▸ AIM:
Reproduce the lines of the material exactly, excluding every image.

======== MATERIAL FOR THIS TASK ========

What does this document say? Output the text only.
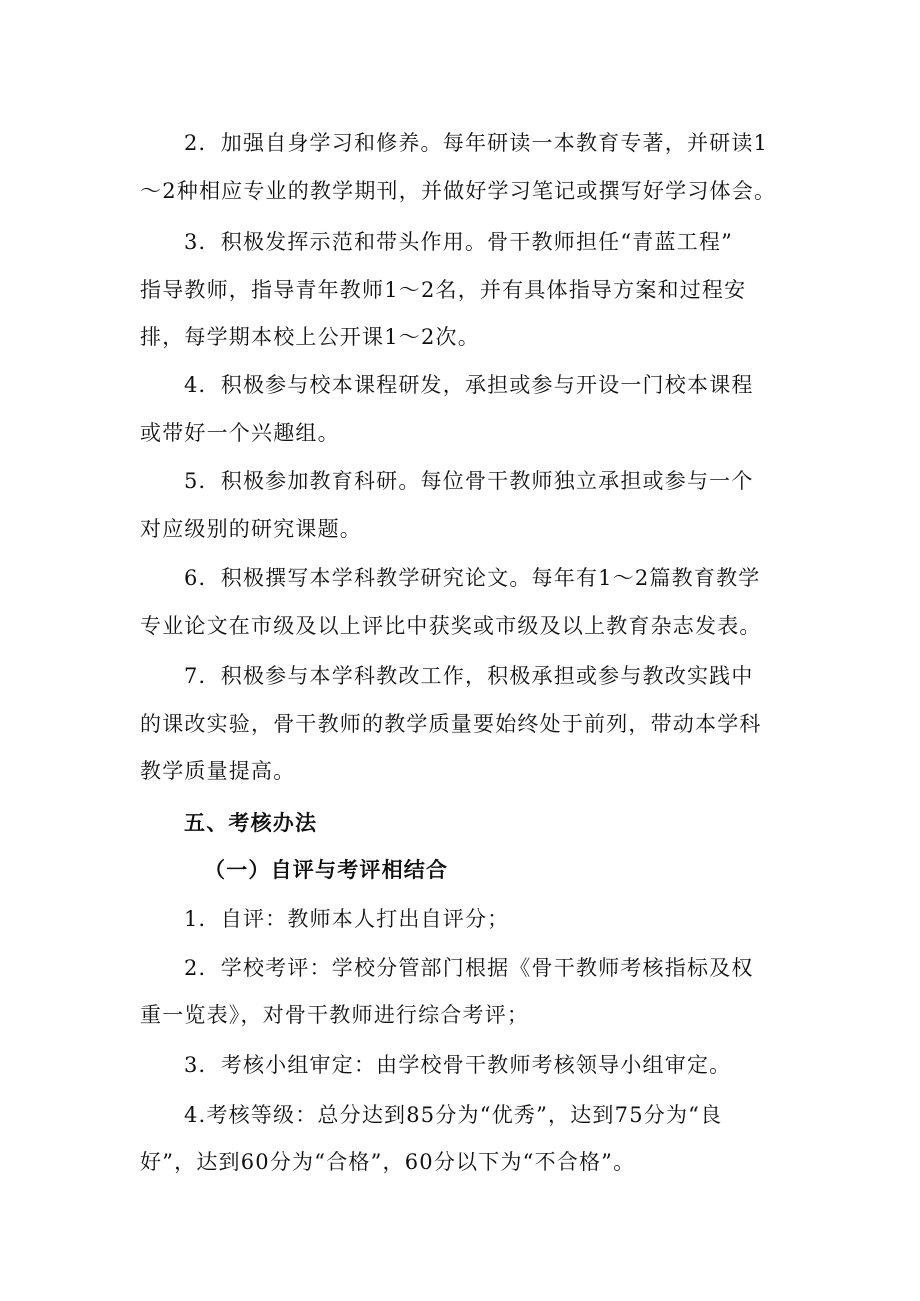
2．加强自身学习和修养。每年研读一本教育专著，并研读1
～2种相应专业的教学期刊，并做好学习笔记或撰写好学习体会。
3．积极发挥示范和带头作用。骨干教师担任“青蓝工程”
指导教师，指导青年教师1～2名，并有具体指导方案和过程安
排，每学期本校上公开课1～2次。
4．积极参与校本课程研发，承担或参与开设一门校本课程
或带好一个兴趣组。
5．积极参加教育科研。每位骨干教师独立承担或参与一个
对应级别的研究课题。
6．积极撰写本学科教学研究论文。每年有1～2篇教育教学
专业论文在市级及以上评比中获奖或市级及以上教育杂志发表。
7．积极参与本学科教改工作，积极承担或参与教改实践中
的课改实验，骨干教师的教学质量要始终处于前列，带动本学科
教学质量提高。
五、考核办法
（一）自评与考评相结合
1．自评：教师本人打出自评分；
2．学校考评：学校分管部门根据《骨干教师考核指标及权
重一览表》，对骨干教师进行综合考评；
3．考核小组审定：由学校骨干教师考核领导小组审定。
4.考核等级：总分达到85分为“优秀”，达到75分为“良
好”，达到60分为“合格”，60分以下为“不合格”。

========

▸ FULL ANSWER:
What does this document say? Output the text only.
2．加强自身学习和修养。每年研读一本教育专著，并研读1
～2种相应专业的教学期刊，并做好学习笔记或撰写好学习体会。
3．积极发挥示范和带头作用。骨干教师担任“青蓝工程”
指导教师，指导青年教师1～2名，并有具体指导方案和过程安
排，每学期本校上公开课1～2次。
4．积极参与校本课程研发，承担或参与开设一门校本课程
或带好一个兴趣组。
5．积极参加教育科研。每位骨干教师独立承担或参与一个
对应级别的研究课题。
6．积极撰写本学科教学研究论文。每年有1～2篇教育教学
专业论文在市级及以上评比中获奖或市级及以上教育杂志发表。
7．积极参与本学科教改工作，积极承担或参与教改实践中
的课改实验，骨干教师的教学质量要始终处于前列，带动本学科
教学质量提高。
五、考核办法
（一）自评与考评相结合
1．自评：教师本人打出自评分；
2．学校考评：学校分管部门根据《骨干教师考核指标及权
重一览表》，对骨干教师进行综合考评；
3．考核小组审定：由学校骨干教师考核领导小组审定。
4.考核等级：总分达到85分为“优秀”，达到75分为“良
好”，达到60分为“合格”，60分以下为“不合格”。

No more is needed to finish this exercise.